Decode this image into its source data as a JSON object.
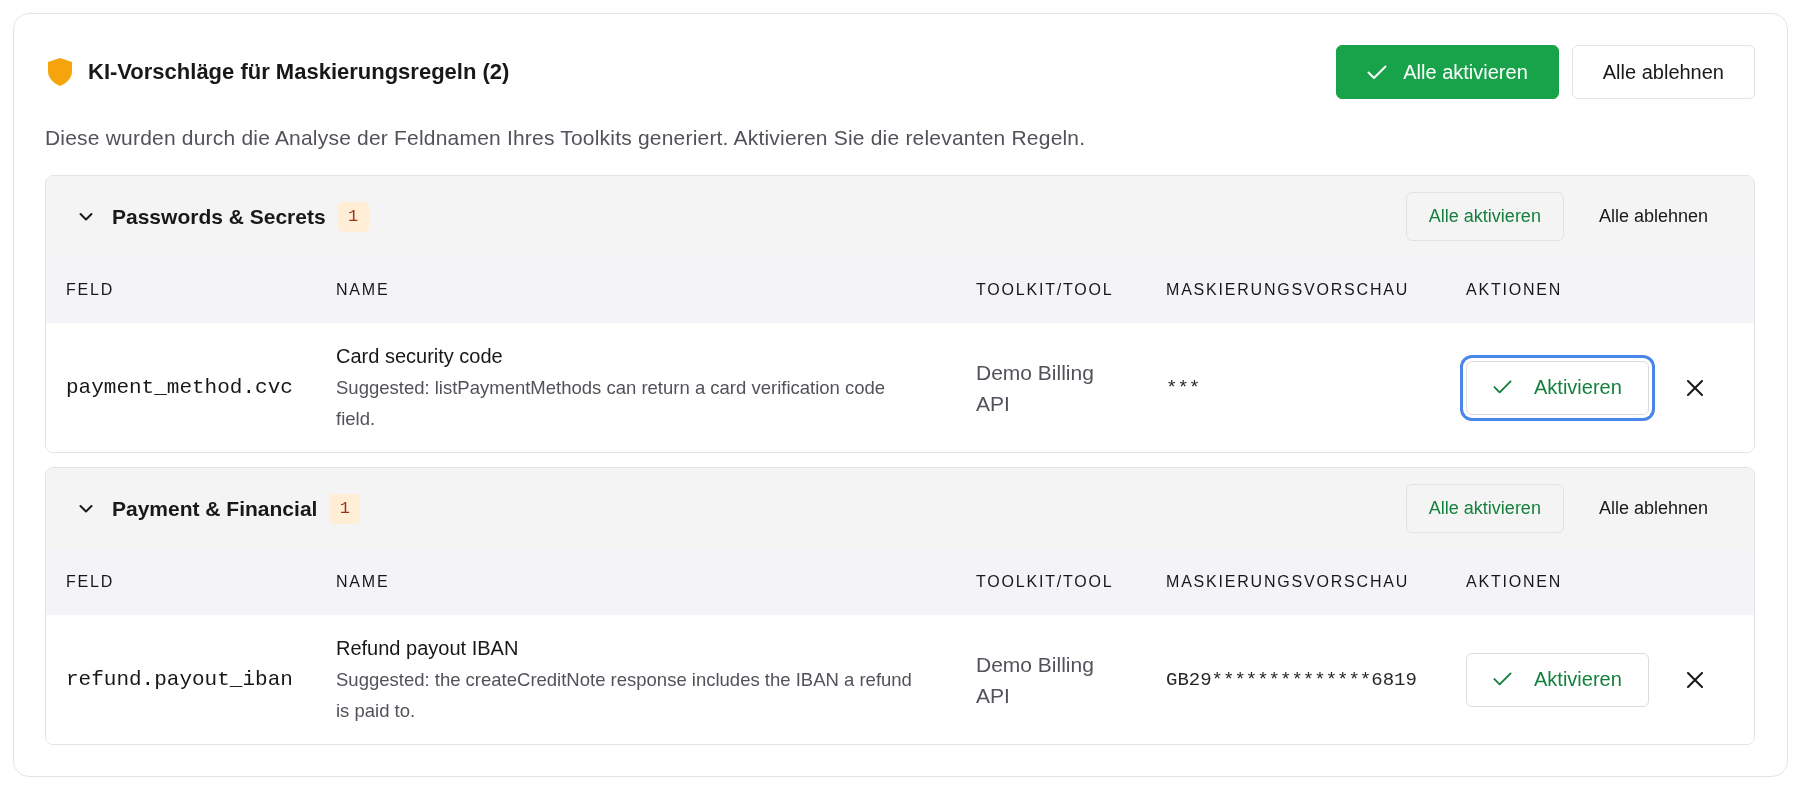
{
  "header": {
    "title": "KI-Vorschläge für Maskierungsregeln (2)",
    "actions": [
      {
        "kind": "primary",
        "label": "Alle aktivieren"
      },
      {
        "kind": "secondary",
        "label": "Alle ablehnen"
      }
    ]
  },
  "description": "Diese wurden durch die Analyse der Feldnamen Ihres Toolkits generiert. Aktivieren Sie die relevanten Regeln.",
  "groups": [
    {
      "title": "Passwords & Secrets",
      "count": "1",
      "expanded": true,
      "actions": [
        {
          "kind": "outline",
          "label": "Alle aktivieren"
        },
        {
          "kind": "plain",
          "label": "Alle ablehnen"
        }
      ],
      "columns": [
        "FELD",
        "NAME",
        "TOOLKIT/TOOL",
        "MASKIERUNGSVORSCHAU",
        "AKTIONEN"
      ],
      "rows": [
        {
          "field": "payment_method.cvc",
          "name": "Card security code",
          "suggestion": "Suggested: listPaymentMethods can return a card verification code field.",
          "toolkit": "Demo Billing API",
          "preview": "***",
          "activate": {
            "label": "Aktivieren",
            "focused": true
          }
        }
      ]
    },
    {
      "title": "Payment & Financial",
      "count": "1",
      "expanded": true,
      "actions": [
        {
          "kind": "outline",
          "label": "Alle aktivieren"
        },
        {
          "kind": "plain",
          "label": "Alle ablehnen"
        }
      ],
      "columns": [
        "FELD",
        "NAME",
        "TOOLKIT/TOOL",
        "MASKIERUNGSVORSCHAU",
        "AKTIONEN"
      ],
      "rows": [
        {
          "field": "refund.payout_iban",
          "name": "Refund payout IBAN",
          "suggestion": "Suggested: the createCreditNote response includes the IBAN a refund is paid to.",
          "toolkit": "Demo Billing API",
          "preview": "GB29**************6819",
          "activate": {
            "label": "Aktivieren",
            "focused": false
          }
        }
      ]
    }
  ]
}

=== EXERCISE ===
Take the entries shown above and quote them verbatim, passing over the pictures.

=== OUTPUT OF THE TASK ===
Decode this image into its source data as a JSON object.
{
  "header": {
    "title": "KI-Vorschläge für Maskierungsregeln (2)",
    "actions": [
      {
        "kind": "primary",
        "label": "Alle aktivieren"
      },
      {
        "kind": "secondary",
        "label": "Alle ablehnen"
      }
    ]
  },
  "description": "Diese wurden durch die Analyse der Feldnamen Ihres Toolkits generiert. Aktivieren Sie die relevanten Regeln.",
  "groups": [
    {
      "title": "Passwords & Secrets",
      "count": "1",
      "expanded": true,
      "actions": [
        {
          "kind": "outline",
          "label": "Alle aktivieren"
        },
        {
          "kind": "plain",
          "label": "Alle ablehnen"
        }
      ],
      "columns": [
        "FELD",
        "NAME",
        "TOOLKIT/TOOL",
        "MASKIERUNGSVORSCHAU",
        "AKTIONEN"
      ],
      "rows": [
        {
          "field": "payment_method.cvc",
          "name": "Card security code",
          "suggestion": "Suggested: listPaymentMethods can return a card verification code field.",
          "toolkit": "Demo Billing API",
          "preview": "***",
          "activate": {
            "label": "Aktivieren",
            "focused": true
          }
        }
      ]
    },
    {
      "title": "Payment & Financial",
      "count": "1",
      "expanded": true,
      "actions": [
        {
          "kind": "outline",
          "label": "Alle aktivieren"
        },
        {
          "kind": "plain",
          "label": "Alle ablehnen"
        }
      ],
      "columns": [
        "FELD",
        "NAME",
        "TOOLKIT/TOOL",
        "MASKIERUNGSVORSCHAU",
        "AKTIONEN"
      ],
      "rows": [
        {
          "field": "refund.payout_iban",
          "name": "Refund payout IBAN",
          "suggestion": "Suggested: the createCreditNote response includes the IBAN a refund is paid to.",
          "toolkit": "Demo Billing API",
          "preview": "GB29**************6819",
          "activate": {
            "label": "Aktivieren",
            "focused": false
          }
        }
      ]
    }
  ]
}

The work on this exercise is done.